THE TASK -> Report back each line of the records that contains the string "title".

Structured figure records
>>>>
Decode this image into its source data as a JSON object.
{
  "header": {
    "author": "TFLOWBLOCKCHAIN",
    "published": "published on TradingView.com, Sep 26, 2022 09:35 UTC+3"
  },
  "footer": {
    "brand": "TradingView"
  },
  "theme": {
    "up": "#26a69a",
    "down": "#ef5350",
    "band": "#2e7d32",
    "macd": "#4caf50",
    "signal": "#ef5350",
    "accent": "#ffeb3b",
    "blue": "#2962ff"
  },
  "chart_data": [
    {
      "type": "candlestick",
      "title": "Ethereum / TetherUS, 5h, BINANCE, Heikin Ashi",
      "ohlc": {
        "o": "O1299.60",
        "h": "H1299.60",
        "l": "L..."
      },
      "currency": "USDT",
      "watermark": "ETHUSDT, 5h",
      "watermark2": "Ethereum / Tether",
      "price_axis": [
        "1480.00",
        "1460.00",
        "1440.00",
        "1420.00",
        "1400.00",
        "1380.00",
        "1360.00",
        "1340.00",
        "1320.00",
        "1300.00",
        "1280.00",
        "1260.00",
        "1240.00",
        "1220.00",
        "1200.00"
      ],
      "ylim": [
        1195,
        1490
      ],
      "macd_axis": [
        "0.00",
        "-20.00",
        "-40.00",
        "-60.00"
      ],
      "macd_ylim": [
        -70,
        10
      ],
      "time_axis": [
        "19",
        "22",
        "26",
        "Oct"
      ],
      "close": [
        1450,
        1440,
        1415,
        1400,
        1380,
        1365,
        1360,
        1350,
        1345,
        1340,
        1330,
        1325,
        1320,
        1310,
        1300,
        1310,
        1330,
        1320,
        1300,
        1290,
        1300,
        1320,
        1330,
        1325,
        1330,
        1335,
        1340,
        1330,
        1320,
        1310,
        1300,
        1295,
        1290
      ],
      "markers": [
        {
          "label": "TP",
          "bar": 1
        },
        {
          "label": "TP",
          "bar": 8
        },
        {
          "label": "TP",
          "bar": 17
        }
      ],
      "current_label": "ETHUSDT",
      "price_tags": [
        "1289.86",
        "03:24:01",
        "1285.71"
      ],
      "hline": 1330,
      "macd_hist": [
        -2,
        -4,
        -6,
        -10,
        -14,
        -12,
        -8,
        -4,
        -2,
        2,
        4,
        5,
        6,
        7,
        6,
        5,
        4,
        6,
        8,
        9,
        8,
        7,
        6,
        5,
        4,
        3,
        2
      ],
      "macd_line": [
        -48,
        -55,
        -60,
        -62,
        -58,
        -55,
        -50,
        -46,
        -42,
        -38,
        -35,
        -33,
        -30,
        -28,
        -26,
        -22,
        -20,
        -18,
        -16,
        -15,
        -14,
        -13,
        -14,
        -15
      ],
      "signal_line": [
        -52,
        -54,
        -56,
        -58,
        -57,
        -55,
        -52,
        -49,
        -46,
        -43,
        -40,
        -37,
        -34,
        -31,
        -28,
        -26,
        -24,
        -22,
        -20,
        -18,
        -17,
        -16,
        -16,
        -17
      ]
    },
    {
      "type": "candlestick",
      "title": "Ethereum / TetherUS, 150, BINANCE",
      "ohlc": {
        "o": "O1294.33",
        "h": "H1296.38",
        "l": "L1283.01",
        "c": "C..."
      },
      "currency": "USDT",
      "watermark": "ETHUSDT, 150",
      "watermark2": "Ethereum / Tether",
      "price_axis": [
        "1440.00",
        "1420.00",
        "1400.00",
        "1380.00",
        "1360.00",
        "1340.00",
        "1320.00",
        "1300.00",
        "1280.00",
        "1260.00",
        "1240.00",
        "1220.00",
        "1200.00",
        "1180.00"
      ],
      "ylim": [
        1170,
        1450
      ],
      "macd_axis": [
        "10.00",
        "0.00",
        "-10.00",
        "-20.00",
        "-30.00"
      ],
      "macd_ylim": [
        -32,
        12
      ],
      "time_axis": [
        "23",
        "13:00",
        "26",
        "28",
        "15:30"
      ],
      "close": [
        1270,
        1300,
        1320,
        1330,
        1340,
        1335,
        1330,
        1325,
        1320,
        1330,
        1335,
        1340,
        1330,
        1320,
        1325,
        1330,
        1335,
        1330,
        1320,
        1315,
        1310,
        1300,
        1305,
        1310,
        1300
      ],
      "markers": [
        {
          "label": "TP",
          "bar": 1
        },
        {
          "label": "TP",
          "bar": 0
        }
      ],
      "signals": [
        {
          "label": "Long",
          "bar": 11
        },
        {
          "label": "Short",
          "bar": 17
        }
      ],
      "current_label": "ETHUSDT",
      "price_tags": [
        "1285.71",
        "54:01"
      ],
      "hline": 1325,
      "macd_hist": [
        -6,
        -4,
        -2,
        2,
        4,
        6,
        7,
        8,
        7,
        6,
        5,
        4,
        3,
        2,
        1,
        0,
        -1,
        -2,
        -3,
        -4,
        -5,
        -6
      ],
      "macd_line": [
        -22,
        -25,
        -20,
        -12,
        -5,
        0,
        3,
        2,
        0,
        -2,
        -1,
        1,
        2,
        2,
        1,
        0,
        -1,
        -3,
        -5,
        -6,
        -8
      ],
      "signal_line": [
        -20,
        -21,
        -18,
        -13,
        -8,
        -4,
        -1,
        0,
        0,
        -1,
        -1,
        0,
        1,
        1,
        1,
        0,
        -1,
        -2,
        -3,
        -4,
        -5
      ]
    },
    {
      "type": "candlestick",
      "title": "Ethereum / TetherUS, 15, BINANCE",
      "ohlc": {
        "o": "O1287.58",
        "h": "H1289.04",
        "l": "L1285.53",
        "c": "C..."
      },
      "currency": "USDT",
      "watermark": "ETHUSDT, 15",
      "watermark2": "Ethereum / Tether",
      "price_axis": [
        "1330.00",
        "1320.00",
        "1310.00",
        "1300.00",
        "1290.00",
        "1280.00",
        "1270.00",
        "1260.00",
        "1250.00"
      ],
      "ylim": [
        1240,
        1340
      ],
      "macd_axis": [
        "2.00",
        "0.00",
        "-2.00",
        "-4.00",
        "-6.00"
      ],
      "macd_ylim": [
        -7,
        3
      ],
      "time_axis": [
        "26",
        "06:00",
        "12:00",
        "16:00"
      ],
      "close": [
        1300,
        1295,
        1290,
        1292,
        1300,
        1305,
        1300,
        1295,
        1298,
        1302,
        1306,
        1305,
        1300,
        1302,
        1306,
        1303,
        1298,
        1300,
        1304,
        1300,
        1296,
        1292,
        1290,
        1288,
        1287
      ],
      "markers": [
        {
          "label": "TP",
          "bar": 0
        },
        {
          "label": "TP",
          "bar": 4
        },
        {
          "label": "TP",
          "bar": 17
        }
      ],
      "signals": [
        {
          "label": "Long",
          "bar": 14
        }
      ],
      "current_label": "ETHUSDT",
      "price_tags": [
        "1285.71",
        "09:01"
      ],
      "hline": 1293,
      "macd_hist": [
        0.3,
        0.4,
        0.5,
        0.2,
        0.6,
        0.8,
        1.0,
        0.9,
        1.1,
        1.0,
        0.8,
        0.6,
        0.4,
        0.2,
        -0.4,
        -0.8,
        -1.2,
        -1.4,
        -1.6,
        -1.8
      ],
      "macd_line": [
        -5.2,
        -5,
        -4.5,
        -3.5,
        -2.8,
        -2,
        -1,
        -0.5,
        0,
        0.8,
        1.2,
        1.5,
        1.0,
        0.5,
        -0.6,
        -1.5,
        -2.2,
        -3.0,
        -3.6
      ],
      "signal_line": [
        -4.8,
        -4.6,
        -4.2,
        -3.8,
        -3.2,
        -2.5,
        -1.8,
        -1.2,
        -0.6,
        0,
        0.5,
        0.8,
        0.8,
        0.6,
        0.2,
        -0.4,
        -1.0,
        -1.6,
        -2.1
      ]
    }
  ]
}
<<<<
RESULT OF THE EXERCISE ->
      "title": "Ethereum / TetherUS, 5h, BINANCE, Heikin Ashi",
      "title": "Ethereum / TetherUS, 150, BINANCE",
      "title": "Ethereum / TetherUS, 15, BINANCE",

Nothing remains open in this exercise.